#### Problem to solve:
What is the number of lines containing the string "JSON"? Answer with the number only.

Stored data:

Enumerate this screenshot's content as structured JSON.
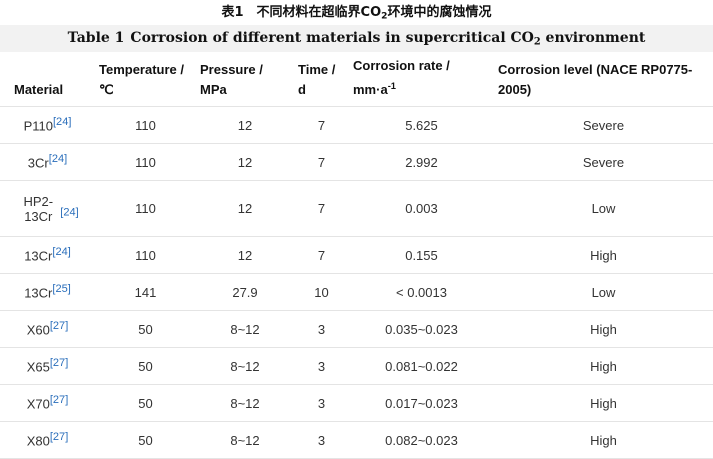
{
  "caption": {
    "zh_prefix": "表1　不同材料在超临界CO",
    "zh_sub": "2",
    "zh_suffix": "环境中的腐蚀情况",
    "en_label": "Table 1",
    "en_prefix": "Corrosion of different materials in supercritical CO",
    "en_sub": "2",
    "en_suffix": " environment"
  },
  "headers": {
    "material": "Material",
    "temperature": "Temperature / ℃",
    "pressure": "Pressure / MPa",
    "time": "Time / d",
    "rate_prefix": "Corrosion rate / mm·a",
    "rate_sup": "-1",
    "level": "Corrosion level (NACE RP0775-2005)"
  },
  "rows": [
    {
      "material": "P110",
      "ref": "[24]",
      "temperature": "110",
      "pressure": "12",
      "time": "7",
      "rate": "5.625",
      "level": "Severe"
    },
    {
      "material": "3Cr",
      "ref": "[24]",
      "temperature": "110",
      "pressure": "12",
      "time": "7",
      "rate": "2.992",
      "level": "Severe"
    },
    {
      "material": "HP2-13Cr",
      "ref": "[24]",
      "temperature": "110",
      "pressure": "12",
      "time": "7",
      "rate": "0.003",
      "level": "Low"
    },
    {
      "material": "13Cr",
      "ref": "[24]",
      "temperature": "110",
      "pressure": "12",
      "time": "7",
      "rate": "0.155",
      "level": "High"
    },
    {
      "material": "13Cr",
      "ref": "[25]",
      "temperature": "141",
      "pressure": "27.9",
      "time": "10",
      "rate": "< 0.0013",
      "level": "Low"
    },
    {
      "material": "X60",
      "ref": "[27]",
      "temperature": "50",
      "pressure": "8~12",
      "time": "3",
      "rate": "0.035~0.023",
      "level": "High"
    },
    {
      "material": "X65",
      "ref": "[27]",
      "temperature": "50",
      "pressure": "8~12",
      "time": "3",
      "rate": "0.081~0.022",
      "level": "High"
    },
    {
      "material": "X70",
      "ref": "[27]",
      "temperature": "50",
      "pressure": "8~12",
      "time": "3",
      "rate": "0.017~0.023",
      "level": "High"
    },
    {
      "material": "X80",
      "ref": "[27]",
      "temperature": "50",
      "pressure": "8~12",
      "time": "3",
      "rate": "0.082~0.023",
      "level": "High"
    }
  ]
}
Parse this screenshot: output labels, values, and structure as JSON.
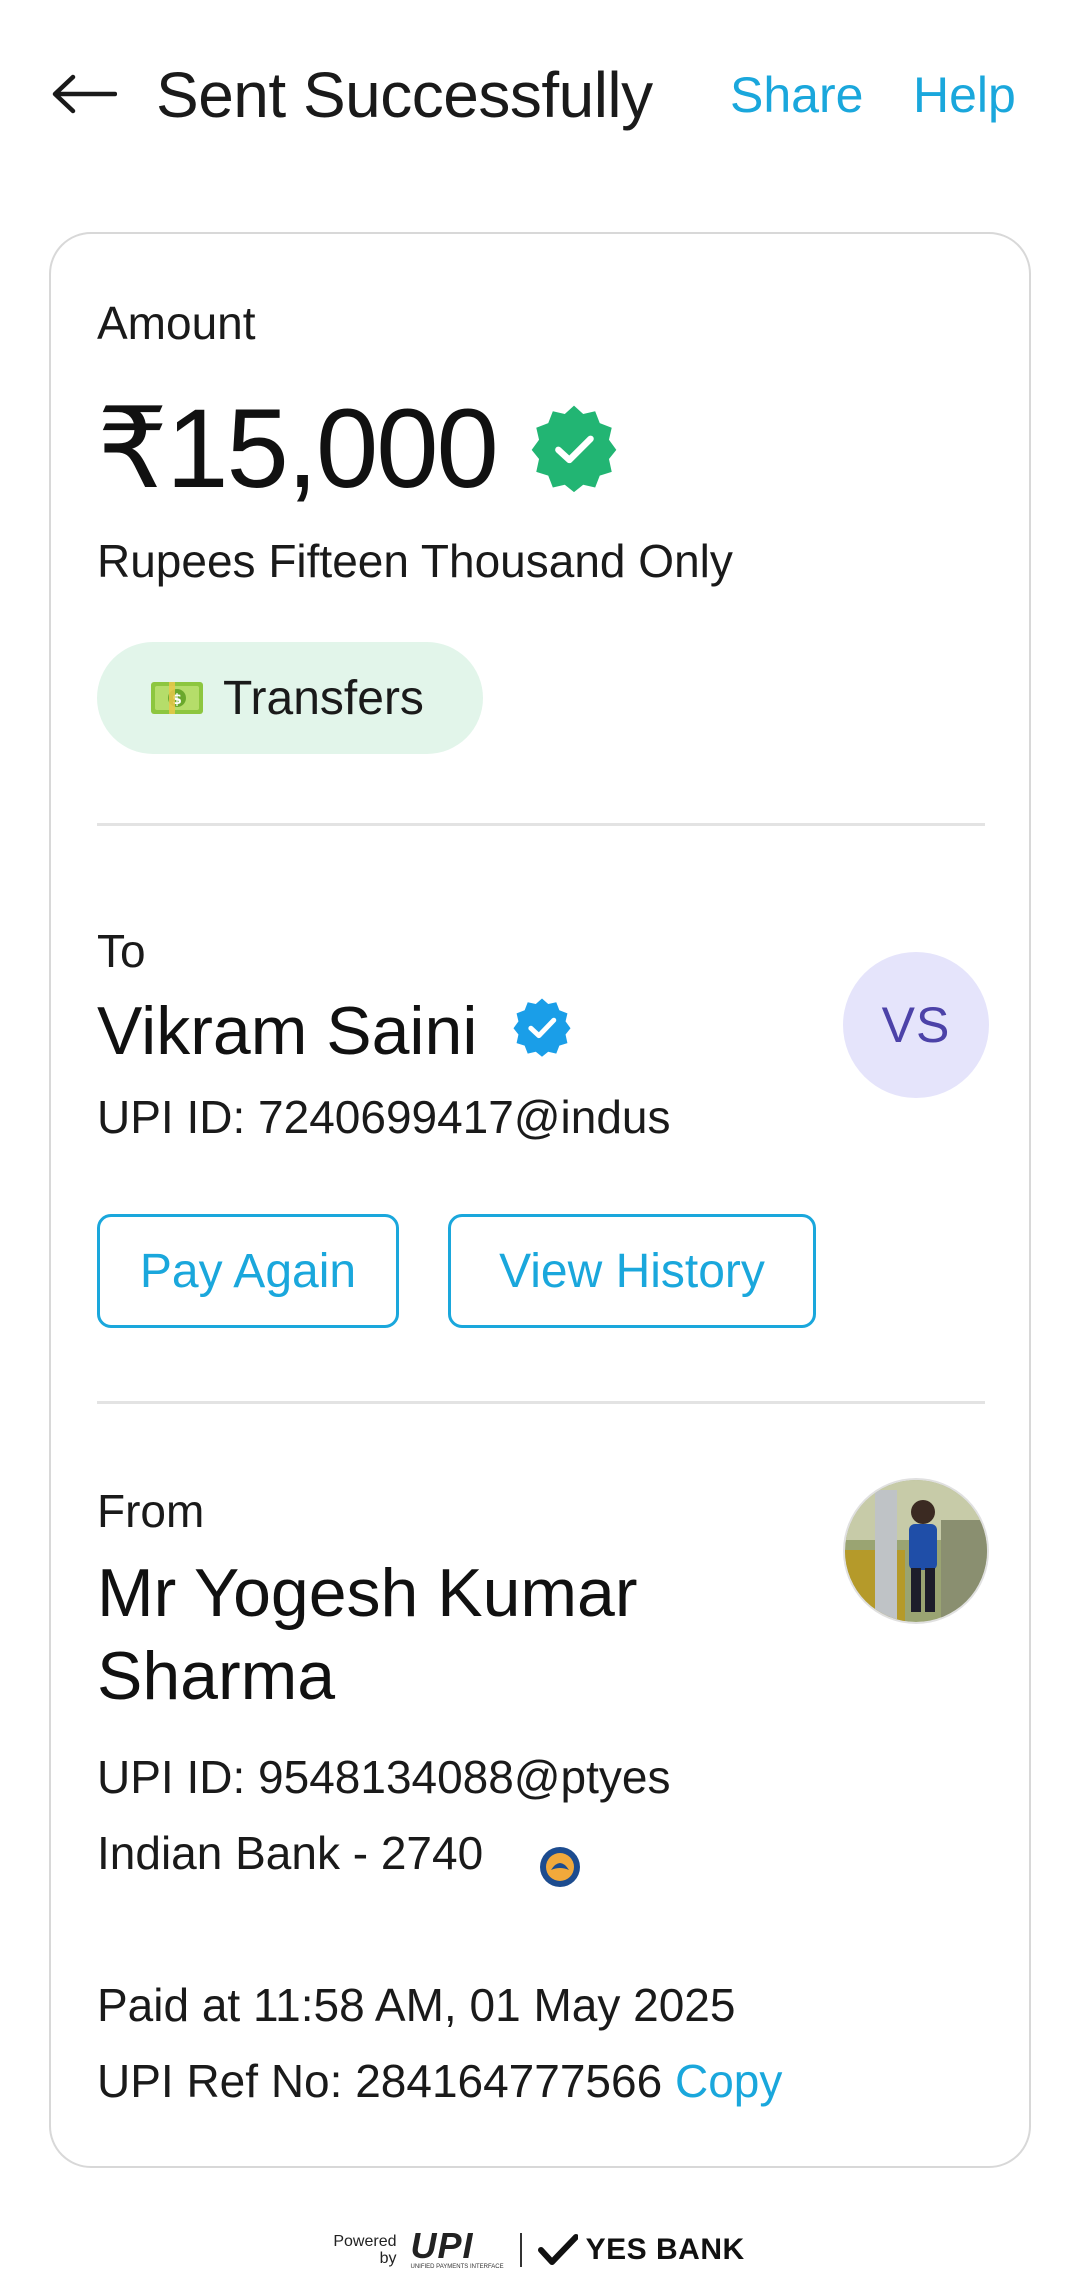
{
  "header": {
    "title": "Sent Successfully",
    "share_label": "Share",
    "help_label": "Help"
  },
  "amount_section": {
    "label": "Amount",
    "amount": "₹15,000",
    "amount_words": "Rupees Fifteen Thousand Only",
    "category_icon": "money-icon",
    "category": "Transfers"
  },
  "to_section": {
    "label": "To",
    "name": "Vikram Saini",
    "upi_id": "UPI ID: 7240699417@indus",
    "initials": "VS",
    "pay_again_label": "Pay Again",
    "view_history_label": "View History"
  },
  "from_section": {
    "label": "From",
    "name_line1": "Mr Yogesh Kumar",
    "name_line2": "Sharma",
    "upi_id": "UPI ID: 9548134088@ptyes",
    "bank": "Indian Bank - 2740",
    "bank_icon": "indian-bank-logo-icon"
  },
  "transaction": {
    "paid_at": "Paid at 11:58 AM, 01 May 2025",
    "ref_no": "UPI Ref No: 284164777566",
    "copy_label": "Copy"
  },
  "footer": {
    "powered_line1": "Powered",
    "powered_line2": "by",
    "upi_text": "UPI",
    "upi_subtext": "UNIFIED PAYMENTS INTERFACE",
    "bank_brand": "YES BANK"
  },
  "colors": {
    "accent": "#1aa7dc",
    "success_green": "#22b573",
    "verified_blue": "#1a9ee8",
    "tag_bg": "#e2f5ea",
    "avatar_bg": "#e5e4fb",
    "avatar_text": "#4c42a8"
  }
}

#### Response below:
2